### MATERIAL FOR THIS TASK
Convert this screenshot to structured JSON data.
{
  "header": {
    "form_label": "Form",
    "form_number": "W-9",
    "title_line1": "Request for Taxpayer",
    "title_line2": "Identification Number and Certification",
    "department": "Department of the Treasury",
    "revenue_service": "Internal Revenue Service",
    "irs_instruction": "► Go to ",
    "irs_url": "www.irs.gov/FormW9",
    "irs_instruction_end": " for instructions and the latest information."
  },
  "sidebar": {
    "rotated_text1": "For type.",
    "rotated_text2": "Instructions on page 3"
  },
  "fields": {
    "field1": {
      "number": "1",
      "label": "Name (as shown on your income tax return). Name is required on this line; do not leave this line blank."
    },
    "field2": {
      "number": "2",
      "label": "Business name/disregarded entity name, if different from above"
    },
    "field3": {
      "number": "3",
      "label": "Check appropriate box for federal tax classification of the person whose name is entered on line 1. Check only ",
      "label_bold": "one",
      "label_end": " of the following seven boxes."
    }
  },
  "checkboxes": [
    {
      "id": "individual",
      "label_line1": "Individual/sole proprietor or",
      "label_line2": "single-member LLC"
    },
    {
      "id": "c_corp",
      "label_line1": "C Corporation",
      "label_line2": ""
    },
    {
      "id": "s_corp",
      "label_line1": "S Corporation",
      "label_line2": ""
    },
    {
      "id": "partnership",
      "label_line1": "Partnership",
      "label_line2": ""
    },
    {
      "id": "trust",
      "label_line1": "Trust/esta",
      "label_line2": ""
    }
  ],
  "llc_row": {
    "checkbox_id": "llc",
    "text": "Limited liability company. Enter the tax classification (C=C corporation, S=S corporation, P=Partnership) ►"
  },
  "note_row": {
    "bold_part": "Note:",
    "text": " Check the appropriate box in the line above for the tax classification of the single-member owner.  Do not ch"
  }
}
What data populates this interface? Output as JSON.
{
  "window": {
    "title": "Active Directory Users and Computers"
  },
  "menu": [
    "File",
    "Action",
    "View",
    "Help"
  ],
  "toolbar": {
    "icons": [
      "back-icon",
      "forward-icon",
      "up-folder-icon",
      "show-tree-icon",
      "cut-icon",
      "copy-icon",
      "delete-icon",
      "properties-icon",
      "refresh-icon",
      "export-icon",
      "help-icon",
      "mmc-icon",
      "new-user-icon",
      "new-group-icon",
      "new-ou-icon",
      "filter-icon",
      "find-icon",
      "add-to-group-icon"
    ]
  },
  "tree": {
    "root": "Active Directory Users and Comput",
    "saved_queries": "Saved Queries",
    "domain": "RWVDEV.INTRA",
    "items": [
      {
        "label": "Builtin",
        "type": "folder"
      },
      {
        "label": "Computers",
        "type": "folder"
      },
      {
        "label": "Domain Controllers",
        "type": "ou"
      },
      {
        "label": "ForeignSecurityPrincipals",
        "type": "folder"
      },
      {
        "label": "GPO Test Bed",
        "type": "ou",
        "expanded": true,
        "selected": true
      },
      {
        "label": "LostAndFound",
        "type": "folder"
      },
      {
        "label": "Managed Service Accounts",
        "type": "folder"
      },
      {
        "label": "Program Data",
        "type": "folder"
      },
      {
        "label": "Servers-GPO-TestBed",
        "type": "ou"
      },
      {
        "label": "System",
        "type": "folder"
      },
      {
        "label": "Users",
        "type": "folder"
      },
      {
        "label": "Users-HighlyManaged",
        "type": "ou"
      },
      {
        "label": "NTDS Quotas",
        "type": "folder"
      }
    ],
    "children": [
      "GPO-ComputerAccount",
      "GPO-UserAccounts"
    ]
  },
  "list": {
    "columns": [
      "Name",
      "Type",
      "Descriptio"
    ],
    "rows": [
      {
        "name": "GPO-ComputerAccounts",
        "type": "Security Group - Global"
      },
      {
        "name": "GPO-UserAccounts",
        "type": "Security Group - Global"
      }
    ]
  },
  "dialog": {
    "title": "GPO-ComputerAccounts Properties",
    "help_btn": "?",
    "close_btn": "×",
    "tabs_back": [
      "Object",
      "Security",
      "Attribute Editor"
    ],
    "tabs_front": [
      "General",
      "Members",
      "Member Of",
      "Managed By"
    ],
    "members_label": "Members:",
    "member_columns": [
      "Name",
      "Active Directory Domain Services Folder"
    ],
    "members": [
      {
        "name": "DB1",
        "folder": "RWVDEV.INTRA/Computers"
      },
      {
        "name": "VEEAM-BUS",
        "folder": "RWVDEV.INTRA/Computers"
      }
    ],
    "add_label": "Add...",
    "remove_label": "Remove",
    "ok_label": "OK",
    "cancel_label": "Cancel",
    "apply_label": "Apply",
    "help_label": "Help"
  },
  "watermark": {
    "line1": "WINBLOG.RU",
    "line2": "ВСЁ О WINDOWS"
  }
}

### GIVEN INSTRUCTION
Copy every line of the entries above in which "UserAccounts" occurs.

### FINAL RESULT
      "GPO-UserAccounts"
        "name": "GPO-UserAccounts",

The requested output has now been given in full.